Supplied material ▸
──────

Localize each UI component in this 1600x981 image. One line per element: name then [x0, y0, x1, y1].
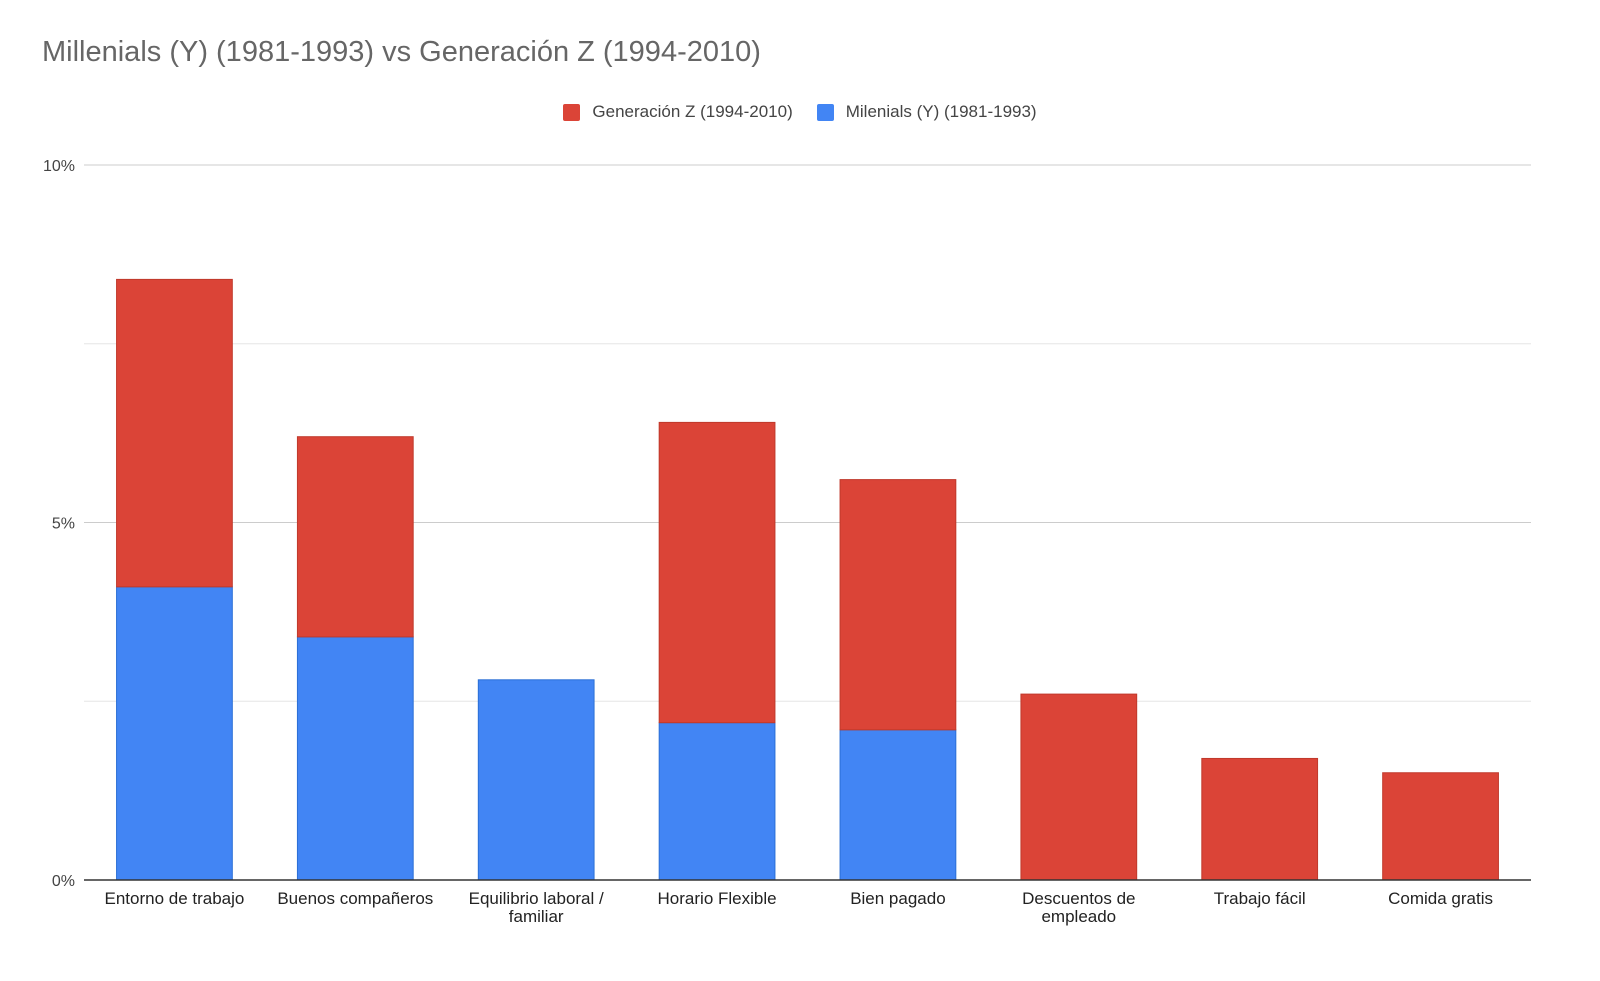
legend-swatch-generacion-z [563, 103, 581, 121]
legend-label-milenials: Milenials (Y) (1981-1993) [845, 102, 1037, 121]
x-tick-label-2-line-1: familiar [509, 907, 564, 926]
y-tick-label-1: 5% [52, 516, 75, 533]
legend-item-milenials[interactable]: Milenials (Y) (1981-1993) [816, 102, 1037, 122]
bar-generacion-z-1[interactable] [296, 436, 414, 638]
y-tick-label-0: 0% [52, 873, 75, 890]
legend-label-generacion-z: Generación Z (1994-2010) [592, 102, 793, 121]
x-tick-label-2: Equilibrio laboral / [469, 889, 604, 908]
x-tick-label-1: Buenos compañeros [277, 889, 433, 908]
bar-generacion-z-0[interactable] [116, 278, 233, 588]
x-tick-label-0: Entorno de trabajo [104, 889, 244, 908]
bar-milenials-1[interactable] [296, 636, 414, 881]
legend-swatch-milenials [816, 103, 834, 121]
y-tick-label-2: 10% [43, 158, 75, 175]
x-tick-label-7: Comida gratis [1388, 889, 1493, 908]
x-tick-label-5-line-1: empleado [1041, 907, 1116, 926]
bar-generacion-z-7[interactable] [1382, 772, 1499, 881]
x-tick-label-6: Trabajo fácil [1214, 889, 1306, 908]
bar-generacion-z-5[interactable] [1020, 693, 1138, 881]
x-tick-label-5: Descuentos de [1022, 889, 1135, 908]
bar-milenials-0[interactable] [116, 586, 233, 881]
bar-generacion-z-3[interactable] [658, 421, 776, 724]
x-tick-label-4: Bien pagado [850, 889, 945, 908]
bar-generacion-z-6[interactable] [1201, 757, 1319, 881]
bar-milenials-2[interactable] [477, 679, 595, 881]
legend: Generación Z (1994-2010) Milenials (Y) (… [0, 102, 1600, 122]
bar-milenials-3[interactable] [658, 722, 776, 881]
chart-title: Millenials (Y) (1981-1993) vs Generación… [42, 36, 761, 68]
x-tick-label-3: Horario Flexible [658, 889, 777, 908]
bar-generacion-z-4[interactable] [839, 479, 957, 731]
legend-item-generacion-z[interactable]: Generación Z (1994-2010) [563, 102, 793, 122]
bar-milenials-4[interactable] [839, 729, 957, 881]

──────

Aim of the exercise ▸ Update all of the lines above by putting "screenshot" in place of "image" and changing nothing else. Leave the pictures out of your answer.

Answer to this problem ▸
Localize each UI component in this 1600x981 screenshot. One line per element: name then [x0, y0, x1, y1].
legend-swatch-generacion-z [563, 103, 581, 121]
legend-label-milenials: Milenials (Y) (1981-1993) [845, 102, 1037, 121]
x-tick-label-2-line-1: familiar [509, 907, 564, 926]
y-tick-label-1: 5% [52, 516, 75, 533]
legend-item-milenials[interactable]: Milenials (Y) (1981-1993) [816, 102, 1037, 122]
bar-generacion-z-1[interactable] [296, 436, 414, 638]
y-tick-label-0: 0% [52, 873, 75, 890]
legend-label-generacion-z: Generación Z (1994-2010) [592, 102, 793, 121]
x-tick-label-2: Equilibrio laboral / [469, 889, 604, 908]
x-tick-label-1: Buenos compañeros [277, 889, 433, 908]
bar-generacion-z-0[interactable] [116, 278, 233, 588]
x-tick-label-0: Entorno de trabajo [104, 889, 244, 908]
bar-milenials-1[interactable] [296, 636, 414, 881]
legend-swatch-milenials [816, 103, 834, 121]
y-tick-label-2: 10% [43, 158, 75, 175]
x-tick-label-7: Comida gratis [1388, 889, 1493, 908]
x-tick-label-5-line-1: empleado [1041, 907, 1116, 926]
bar-generacion-z-7[interactable] [1382, 772, 1499, 881]
x-tick-label-6: Trabajo fácil [1214, 889, 1306, 908]
bar-generacion-z-5[interactable] [1020, 693, 1138, 881]
x-tick-label-5: Descuentos de [1022, 889, 1135, 908]
bar-milenials-0[interactable] [116, 586, 233, 881]
bar-generacion-z-3[interactable] [658, 421, 776, 724]
x-tick-label-4: Bien pagado [850, 889, 945, 908]
bar-generacion-z-6[interactable] [1201, 757, 1319, 881]
bar-milenials-2[interactable] [477, 679, 595, 881]
legend: Generación Z (1994-2010) Milenials (Y) (… [0, 102, 1600, 122]
bar-milenials-3[interactable] [658, 722, 776, 881]
chart-title: Millenials (Y) (1981-1993) vs Generación… [42, 36, 761, 68]
x-tick-label-3: Horario Flexible [658, 889, 777, 908]
bar-generacion-z-4[interactable] [839, 479, 957, 731]
legend-item-generacion-z[interactable]: Generación Z (1994-2010) [563, 102, 793, 122]
bar-milenials-4[interactable] [839, 729, 957, 881]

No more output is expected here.